What is being asked: Retype the data below without altering anything.

Extracted records
------

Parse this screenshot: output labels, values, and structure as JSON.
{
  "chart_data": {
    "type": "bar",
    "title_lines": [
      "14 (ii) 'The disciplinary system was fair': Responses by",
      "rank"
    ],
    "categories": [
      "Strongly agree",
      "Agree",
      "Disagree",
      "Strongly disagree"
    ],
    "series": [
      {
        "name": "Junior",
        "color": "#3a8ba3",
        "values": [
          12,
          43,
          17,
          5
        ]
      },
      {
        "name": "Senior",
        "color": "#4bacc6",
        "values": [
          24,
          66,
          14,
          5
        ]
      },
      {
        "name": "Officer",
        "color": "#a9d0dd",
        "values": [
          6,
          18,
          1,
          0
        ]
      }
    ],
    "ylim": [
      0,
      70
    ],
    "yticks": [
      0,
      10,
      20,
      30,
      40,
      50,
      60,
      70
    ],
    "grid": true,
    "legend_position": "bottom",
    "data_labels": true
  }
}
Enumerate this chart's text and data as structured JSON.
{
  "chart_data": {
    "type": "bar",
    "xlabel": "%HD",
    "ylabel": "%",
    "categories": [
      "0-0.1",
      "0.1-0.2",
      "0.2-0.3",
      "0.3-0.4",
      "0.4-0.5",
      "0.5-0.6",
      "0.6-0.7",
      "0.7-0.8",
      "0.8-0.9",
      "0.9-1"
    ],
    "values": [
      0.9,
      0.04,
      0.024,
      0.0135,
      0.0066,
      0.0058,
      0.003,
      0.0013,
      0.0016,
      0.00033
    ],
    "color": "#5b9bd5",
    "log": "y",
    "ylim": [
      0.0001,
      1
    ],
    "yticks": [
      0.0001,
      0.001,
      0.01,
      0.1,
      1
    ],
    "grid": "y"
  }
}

------

Complete answer:
Parse this screenshot: output labels, values, and structure as JSON.
{
  "chart_data": {
    "type": "bar",
    "title_lines": [
      "14 (ii) 'The disciplinary system was fair': Responses by",
      "rank"
    ],
    "categories": [
      "Strongly agree",
      "Agree",
      "Disagree",
      "Strongly disagree"
    ],
    "series": [
      {
        "name": "Junior",
        "color": "#3a8ba3",
        "values": [
          12,
          43,
          17,
          5
        ]
      },
      {
        "name": "Senior",
        "color": "#4bacc6",
        "values": [
          24,
          66,
          14,
          5
        ]
      },
      {
        "name": "Officer",
        "color": "#a9d0dd",
        "values": [
          6,
          18,
          1,
          0
        ]
      }
    ],
    "ylim": [
      0,
      70
    ],
    "yticks": [
      0,
      10,
      20,
      30,
      40,
      50,
      60,
      70
    ],
    "grid": true,
    "legend_position": "bottom",
    "data_labels": true
  }
}
Enumerate this chart's text and data as structured JSON.
{
  "chart_data": {
    "type": "bar",
    "xlabel": "%HD",
    "ylabel": "%",
    "categories": [
      "0-0.1",
      "0.1-0.2",
      "0.2-0.3",
      "0.3-0.4",
      "0.4-0.5",
      "0.5-0.6",
      "0.6-0.7",
      "0.7-0.8",
      "0.8-0.9",
      "0.9-1"
    ],
    "values": [
      0.9,
      0.04,
      0.024,
      0.0135,
      0.0066,
      0.0058,
      0.003,
      0.0013,
      0.0016,
      0.00033
    ],
    "color": "#5b9bd5",
    "log": "y",
    "ylim": [
      0.0001,
      1
    ],
    "yticks": [
      0.0001,
      0.001,
      0.01,
      0.1,
      1
    ],
    "grid": "y"
  }
}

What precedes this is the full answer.